### TASK TO COMPLETE
Retype each entry below, keeping every character the same.

** START INPUT ROWS **

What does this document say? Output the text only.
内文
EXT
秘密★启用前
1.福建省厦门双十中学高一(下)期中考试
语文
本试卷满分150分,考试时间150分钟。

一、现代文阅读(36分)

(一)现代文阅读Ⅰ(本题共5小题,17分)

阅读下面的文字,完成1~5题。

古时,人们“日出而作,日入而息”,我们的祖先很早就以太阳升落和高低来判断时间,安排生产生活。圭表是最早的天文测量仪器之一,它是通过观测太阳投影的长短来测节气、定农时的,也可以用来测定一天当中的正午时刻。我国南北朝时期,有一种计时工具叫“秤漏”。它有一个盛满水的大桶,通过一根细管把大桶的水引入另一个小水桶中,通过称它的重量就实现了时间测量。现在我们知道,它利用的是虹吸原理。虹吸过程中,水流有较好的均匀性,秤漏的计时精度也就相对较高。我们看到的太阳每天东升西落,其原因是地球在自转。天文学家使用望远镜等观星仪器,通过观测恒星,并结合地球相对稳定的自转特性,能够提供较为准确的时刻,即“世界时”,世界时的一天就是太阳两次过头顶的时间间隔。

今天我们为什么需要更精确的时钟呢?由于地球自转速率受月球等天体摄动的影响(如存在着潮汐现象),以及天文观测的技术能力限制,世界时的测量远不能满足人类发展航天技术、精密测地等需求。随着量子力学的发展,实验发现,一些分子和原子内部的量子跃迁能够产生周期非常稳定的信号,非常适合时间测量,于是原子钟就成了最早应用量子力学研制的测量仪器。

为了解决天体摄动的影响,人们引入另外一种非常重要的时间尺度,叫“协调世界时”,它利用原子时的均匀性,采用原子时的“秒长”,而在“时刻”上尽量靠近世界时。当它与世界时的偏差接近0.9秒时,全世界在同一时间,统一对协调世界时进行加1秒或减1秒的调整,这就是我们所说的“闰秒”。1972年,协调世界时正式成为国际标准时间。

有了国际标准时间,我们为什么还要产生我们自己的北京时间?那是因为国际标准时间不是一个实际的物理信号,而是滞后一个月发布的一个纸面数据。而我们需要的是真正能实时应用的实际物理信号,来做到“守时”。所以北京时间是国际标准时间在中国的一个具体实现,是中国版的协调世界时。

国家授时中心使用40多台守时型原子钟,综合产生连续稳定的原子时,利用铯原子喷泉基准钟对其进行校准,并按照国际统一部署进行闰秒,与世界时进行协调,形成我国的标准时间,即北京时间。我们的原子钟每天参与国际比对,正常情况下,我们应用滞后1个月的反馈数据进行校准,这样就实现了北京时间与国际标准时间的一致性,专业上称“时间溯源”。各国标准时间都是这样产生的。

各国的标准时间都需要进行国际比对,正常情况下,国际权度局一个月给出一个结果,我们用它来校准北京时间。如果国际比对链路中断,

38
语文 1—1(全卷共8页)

** END INPUT ROWS **

### THE ANSWER
What does this document say? Output the text only.
内文
EXT
秘密★启用前
1.福建省厦门双十中学高一(下)期中考试
语文
本试卷满分150分,考试时间150分钟。

一、现代文阅读(36分)

(一)现代文阅读Ⅰ(本题共5小题,17分)

阅读下面的文字,完成1~5题。

古时,人们“日出而作,日入而息”,我们的祖先很早就以太阳升落和高低来判断时间,安排生产生活。圭表是最早的天文测量仪器之一,它是通过观测太阳投影的长短来测节气、定农时的,也可以用来测定一天当中的正午时刻。我国南北朝时期,有一种计时工具叫“秤漏”。它有一个盛满水的大桶,通过一根细管把大桶的水引入另一个小水桶中,通过称它的重量就实现了时间测量。现在我们知道,它利用的是虹吸原理。虹吸过程中,水流有较好的均匀性,秤漏的计时精度也就相对较高。我们看到的太阳每天东升西落,其原因是地球在自转。天文学家使用望远镜等观星仪器,通过观测恒星,并结合地球相对稳定的自转特性,能够提供较为准确的时刻,即“世界时”,世界时的一天就是太阳两次过头顶的时间间隔。

今天我们为什么需要更精确的时钟呢?由于地球自转速率受月球等天体摄动的影响(如存在着潮汐现象),以及天文观测的技术能力限制,世界时的测量远不能满足人类发展航天技术、精密测地等需求。随着量子力学的发展,实验发现,一些分子和原子内部的量子跃迁能够产生周期非常稳定的信号,非常适合时间测量,于是原子钟就成了最早应用量子力学研制的测量仪器。

为了解决天体摄动的影响,人们引入另外一种非常重要的时间尺度,叫“协调世界时”,它利用原子时的均匀性,采用原子时的“秒长”,而在“时刻”上尽量靠近世界时。当它与世界时的偏差接近0.9秒时,全世界在同一时间,统一对协调世界时进行加1秒或减1秒的调整,这就是我们所说的“闰秒”。1972年,协调世界时正式成为国际标准时间。

有了国际标准时间,我们为什么还要产生我们自己的北京时间?那是因为国际标准时间不是一个实际的物理信号,而是滞后一个月发布的一个纸面数据。而我们需要的是真正能实时应用的实际物理信号,来做到“守时”。所以北京时间是国际标准时间在中国的一个具体实现,是中国版的协调世界时。

国家授时中心使用40多台守时型原子钟,综合产生连续稳定的原子时,利用铯原子喷泉基准钟对其进行校准,并按照国际统一部署进行闰秒,与世界时进行协调,形成我国的标准时间,即北京时间。我们的原子钟每天参与国际比对,正常情况下,我们应用滞后1个月的反馈数据进行校准,这样就实现了北京时间与国际标准时间的一致性,专业上称“时间溯源”。各国标准时间都是这样产生的。

各国的标准时间都需要进行国际比对,正常情况下,国际权度局一个月给出一个结果,我们用它来校准北京时间。如果国际比对链路中断,

38
语文 1—1(全卷共8页)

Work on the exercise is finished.